**SHORT TASK**. List each line of the data that holds the word "name".

(Figure dataset records)

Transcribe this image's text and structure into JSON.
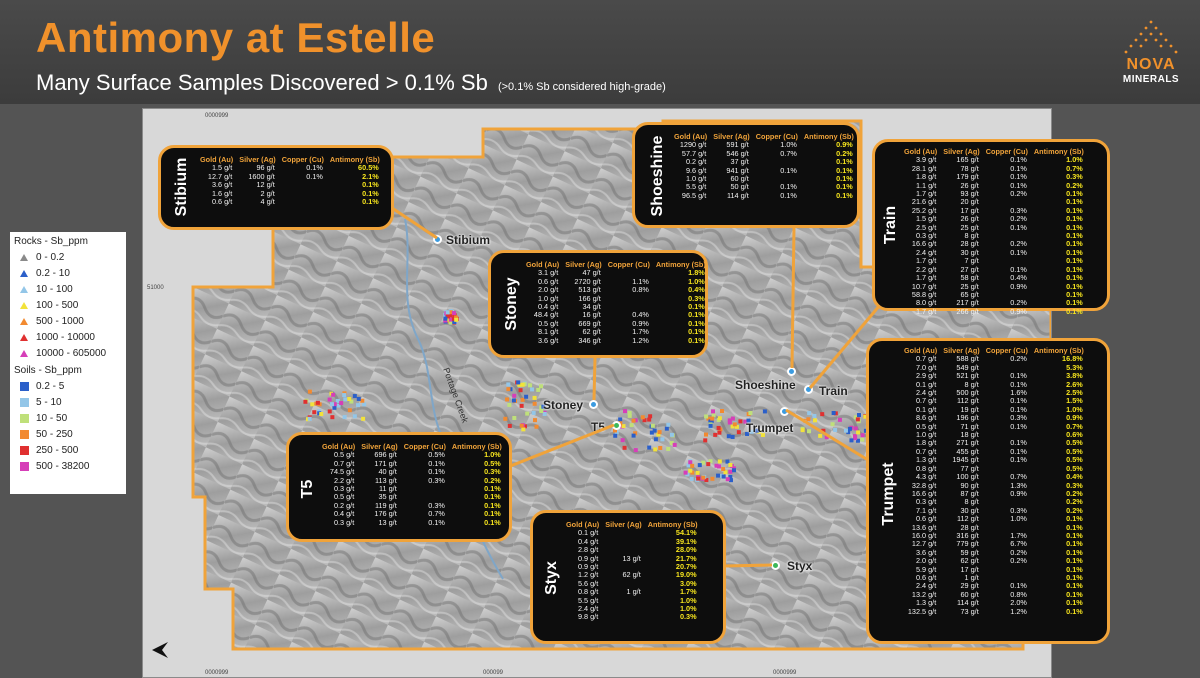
{
  "header": {
    "title": "Antimony at Estelle",
    "subtitle": "Many Surface Samples Discovered > 0.1% Sb",
    "subtitle_note": "(>0.1% Sb considered high-grade)",
    "logo_text": "NOVA",
    "logo_sub": "MINERALS"
  },
  "colors": {
    "accent": "#f0912b",
    "callout_border": "#f0a33a",
    "sb_value": "#f7e51e"
  },
  "legend": {
    "rocks_title": "Rocks - Sb_ppm",
    "rocks": [
      {
        "label": "0 - 0.2",
        "color": "#8a8a8a"
      },
      {
        "label": "0.2 - 10",
        "color": "#2b5fc9"
      },
      {
        "label": "10 - 100",
        "color": "#93c6e8"
      },
      {
        "label": "100 - 500",
        "color": "#f2e23a"
      },
      {
        "label": "500 - 1000",
        "color": "#f28a30"
      },
      {
        "label": "1000 - 10000",
        "color": "#e03030"
      },
      {
        "label": "10000 - 605000",
        "color": "#d63eb8"
      }
    ],
    "soils_title": "Soils - Sb_ppm",
    "soils": [
      {
        "label": "0.2 - 5",
        "color": "#2b5fc9"
      },
      {
        "label": "5 - 10",
        "color": "#93c6e8"
      },
      {
        "label": "10 - 50",
        "color": "#bfe07a"
      },
      {
        "label": "50 - 250",
        "color": "#f28a30"
      },
      {
        "label": "250 - 500",
        "color": "#e03030"
      },
      {
        "label": "500 - 38200",
        "color": "#d63eb8"
      }
    ]
  },
  "map": {
    "creek_label": "Portage Creek",
    "grid_labels": [
      "0000999",
      "51000",
      "51000",
      "0000999",
      "000099",
      "0000999"
    ],
    "sites": [
      {
        "name": "Stibium",
        "color": "#3b9be0"
      },
      {
        "name": "Stoney",
        "color": "#3b9be0"
      },
      {
        "name": "T5",
        "color": "#3db85a"
      },
      {
        "name": "Shoeshine",
        "color": "#3b9be0"
      },
      {
        "name": "Train",
        "color": "#3b9be0"
      },
      {
        "name": "Trumpet",
        "color": "#3b9be0"
      },
      {
        "name": "Styx",
        "color": "#3db85a"
      }
    ]
  },
  "callouts": {
    "stibium": {
      "label": "Stibium",
      "headers": [
        "Gold (Au)",
        "Silver (Ag)",
        "Copper (Cu)",
        "Antimony (Sb)"
      ],
      "rows": [
        [
          "1.5 g/t",
          "96 g/t",
          "0.1%",
          "60.5%"
        ],
        [
          "12.7 g/t",
          "1600 g/t",
          "0.1%",
          "2.1%"
        ],
        [
          "3.6 g/t",
          "12 g/t",
          "",
          "0.1%"
        ],
        [
          "1.6 g/t",
          "2 g/t",
          "",
          "0.1%"
        ],
        [
          "0.6 g/t",
          "4 g/t",
          "",
          "0.1%"
        ]
      ]
    },
    "shoeshine": {
      "label": "Shoeshine",
      "headers": [
        "Gold (Au)",
        "Silver (Ag)",
        "Copper (Cu)",
        "Antimony (Sb)"
      ],
      "rows": [
        [
          "1290 g/t",
          "591 g/t",
          "1.0%",
          "0.9%"
        ],
        [
          "57.7 g/t",
          "546 g/t",
          "0.7%",
          "0.2%"
        ],
        [
          "0.2 g/t",
          "37 g/t",
          "",
          "0.1%"
        ],
        [
          "9.6 g/t",
          "941 g/t",
          "0.1%",
          "0.1%"
        ],
        [
          "1.0 g/t",
          "60 g/t",
          "",
          "0.1%"
        ],
        [
          "5.5 g/t",
          "50 g/t",
          "0.1%",
          "0.1%"
        ],
        [
          "96.5 g/t",
          "114 g/t",
          "0.1%",
          "0.1%"
        ]
      ]
    },
    "train": {
      "label": "Train",
      "headers": [
        "Gold (Au)",
        "Silver (Ag)",
        "Copper (Cu)",
        "Antimony (Sb)"
      ],
      "rows": [
        [
          "3.9 g/t",
          "165 g/t",
          "0.1%",
          "1.0%"
        ],
        [
          "28.1 g/t",
          "78 g/t",
          "0.1%",
          "0.7%"
        ],
        [
          "1.8 g/t",
          "179 g/t",
          "0.1%",
          "0.3%"
        ],
        [
          "1.1 g/t",
          "26 g/t",
          "0.1%",
          "0.2%"
        ],
        [
          "1.7 g/t",
          "93 g/t",
          "0.2%",
          "0.1%"
        ],
        [
          "21.6 g/t",
          "20 g/t",
          "",
          "0.1%"
        ],
        [
          "25.2 g/t",
          "17 g/t",
          "0.3%",
          "0.1%"
        ],
        [
          "1.5 g/t",
          "26 g/t",
          "0.2%",
          "0.1%"
        ],
        [
          "2.5 g/t",
          "25 g/t",
          "0.1%",
          "0.1%"
        ],
        [
          "0.3 g/t",
          "8 g/t",
          "",
          "0.1%"
        ],
        [
          "16.6 g/t",
          "28 g/t",
          "0.2%",
          "0.1%"
        ],
        [
          "2.4 g/t",
          "30 g/t",
          "0.1%",
          "0.1%"
        ],
        [
          "1.7 g/t",
          "7 g/t",
          "",
          "0.1%"
        ],
        [
          "2.2 g/t",
          "27 g/t",
          "0.1%",
          "0.1%"
        ],
        [
          "1.7 g/t",
          "58 g/t",
          "0.4%",
          "0.1%"
        ],
        [
          "10.7 g/t",
          "25 g/t",
          "0.9%",
          "0.1%"
        ],
        [
          "58.8 g/t",
          "65 g/t",
          "",
          "0.1%"
        ],
        [
          "8.0 g/t",
          "217 g/t",
          "0.2%",
          "0.1%"
        ],
        [
          "1.7 g/t",
          "266 g/t",
          "0.9%",
          "0.1%"
        ]
      ]
    },
    "stoney": {
      "label": "Stoney",
      "headers": [
        "Gold (Au)",
        "Silver (Ag)",
        "Copper (Cu)",
        "Antimony (Sb)"
      ],
      "rows": [
        [
          "3.1 g/t",
          "47 g/t",
          "",
          "1.8%"
        ],
        [
          "0.6 g/t",
          "2720 g/t",
          "1.1%",
          "1.0%"
        ],
        [
          "2.0 g/t",
          "513 g/t",
          "0.8%",
          "0.4%"
        ],
        [
          "1.0 g/t",
          "166 g/t",
          "",
          "0.3%"
        ],
        [
          "0.4 g/t",
          "34 g/t",
          "",
          "0.1%"
        ],
        [
          "48.4 g/t",
          "16 g/t",
          "0.4%",
          "0.1%"
        ],
        [
          "0.5 g/t",
          "669 g/t",
          "0.9%",
          "0.1%"
        ],
        [
          "8.1 g/t",
          "62 g/t",
          "1.7%",
          "0.1%"
        ],
        [
          "3.6 g/t",
          "346 g/t",
          "1.2%",
          "0.1%"
        ]
      ]
    },
    "trumpet": {
      "label": "Trumpet",
      "headers": [
        "Gold (Au)",
        "Silver (Ag)",
        "Copper (Cu)",
        "Antimony (Sb)"
      ],
      "rows": [
        [
          "0.7 g/t",
          "588 g/t",
          "0.2%",
          "16.8%"
        ],
        [
          "7.0 g/t",
          "549 g/t",
          "",
          "5.3%"
        ],
        [
          "2.9 g/t",
          "521 g/t",
          "0.1%",
          "3.8%"
        ],
        [
          "0.1 g/t",
          "8 g/t",
          "0.1%",
          "2.6%"
        ],
        [
          "2.4 g/t",
          "500 g/t",
          "1.6%",
          "2.5%"
        ],
        [
          "0.7 g/t",
          "112 g/t",
          "0.1%",
          "1.5%"
        ],
        [
          "0.1 g/t",
          "19 g/t",
          "0.1%",
          "1.0%"
        ],
        [
          "8.6 g/t",
          "196 g/t",
          "0.3%",
          "0.9%"
        ],
        [
          "0.5 g/t",
          "71 g/t",
          "0.1%",
          "0.7%"
        ],
        [
          "1.0 g/t",
          "18 g/t",
          "",
          "0.6%"
        ],
        [
          "1.8 g/t",
          "271 g/t",
          "0.1%",
          "0.5%"
        ],
        [
          "0.7 g/t",
          "455 g/t",
          "0.1%",
          "0.5%"
        ],
        [
          "1.3 g/t",
          "1945 g/t",
          "0.1%",
          "0.5%"
        ],
        [
          "0.8 g/t",
          "77 g/t",
          "",
          "0.5%"
        ],
        [
          "4.3 g/t",
          "100 g/t",
          "0.7%",
          "0.4%"
        ],
        [
          "32.8 g/t",
          "90 g/t",
          "1.3%",
          "0.3%"
        ],
        [
          "16.6 g/t",
          "87 g/t",
          "0.9%",
          "0.2%"
        ],
        [
          "0.3 g/t",
          "8 g/t",
          "",
          "0.2%"
        ],
        [
          "7.1 g/t",
          "30 g/t",
          "0.3%",
          "0.2%"
        ],
        [
          "0.6 g/t",
          "112 g/t",
          "1.0%",
          "0.1%"
        ],
        [
          "13.6 g/t",
          "28 g/t",
          "",
          "0.1%"
        ],
        [
          "16.0 g/t",
          "316 g/t",
          "1.7%",
          "0.1%"
        ],
        [
          "12.7 g/t",
          "779 g/t",
          "6.7%",
          "0.1%"
        ],
        [
          "3.6 g/t",
          "59 g/t",
          "0.2%",
          "0.1%"
        ],
        [
          "2.0 g/t",
          "62 g/t",
          "0.2%",
          "0.1%"
        ],
        [
          "5.9 g/t",
          "17 g/t",
          "",
          "0.1%"
        ],
        [
          "0.6 g/t",
          "1 g/t",
          "",
          "0.1%"
        ],
        [
          "2.4 g/t",
          "29 g/t",
          "0.1%",
          "0.1%"
        ],
        [
          "13.2 g/t",
          "60 g/t",
          "0.8%",
          "0.1%"
        ],
        [
          "1.3 g/t",
          "114 g/t",
          "2.0%",
          "0.1%"
        ],
        [
          "132.5 g/t",
          "73 g/t",
          "1.2%",
          "0.1%"
        ]
      ]
    },
    "t5": {
      "label": "T5",
      "headers": [
        "Gold (Au)",
        "Silver (Ag)",
        "Copper (Cu)",
        "Antimony (Sb)"
      ],
      "rows": [
        [
          "0.5 g/t",
          "696 g/t",
          "0.5%",
          "1.0%"
        ],
        [
          "0.7 g/t",
          "171 g/t",
          "0.1%",
          "0.5%"
        ],
        [
          "74.5 g/t",
          "40 g/t",
          "0.1%",
          "0.3%"
        ],
        [
          "2.2 g/t",
          "113 g/t",
          "0.3%",
          "0.2%"
        ],
        [
          "0.3 g/t",
          "11 g/t",
          "",
          "0.1%"
        ],
        [
          "0.5 g/t",
          "35 g/t",
          "",
          "0.1%"
        ],
        [
          "0.2 g/t",
          "119 g/t",
          "0.3%",
          "0.1%"
        ],
        [
          "0.4 g/t",
          "176 g/t",
          "0.7%",
          "0.1%"
        ],
        [
          "0.3 g/t",
          "13 g/t",
          "0.1%",
          "0.1%"
        ]
      ]
    },
    "styx": {
      "label": "Styx",
      "headers": [
        "Gold (Au)",
        "Silver (Ag)",
        "Antimony (Sb)"
      ],
      "rows": [
        [
          "0.1 g/t",
          "",
          "54.1%"
        ],
        [
          "0.4 g/t",
          "",
          "39.1%"
        ],
        [
          "2.8 g/t",
          "",
          "28.0%"
        ],
        [
          "0.9 g/t",
          "13 g/t",
          "21.7%"
        ],
        [
          "0.9 g/t",
          "",
          "20.7%"
        ],
        [
          "1.2 g/t",
          "62 g/t",
          "19.0%"
        ],
        [
          "5.6 g/t",
          "",
          "3.0%"
        ],
        [
          "0.8 g/t",
          "1 g/t",
          "1.7%"
        ],
        [
          "5.5 g/t",
          "",
          "1.0%"
        ],
        [
          "2.4 g/t",
          "",
          "1.0%"
        ],
        [
          "9.8 g/t",
          "",
          "0.3%"
        ]
      ]
    }
  }
}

**WRITTEN SOLUTION**.
        "name": "Stibium",
        "name": "Stoney",
        "name": "T5",
        "name": "Shoeshine",
        "name": "Train",
        "name": "Trumpet",
        "name": "Styx",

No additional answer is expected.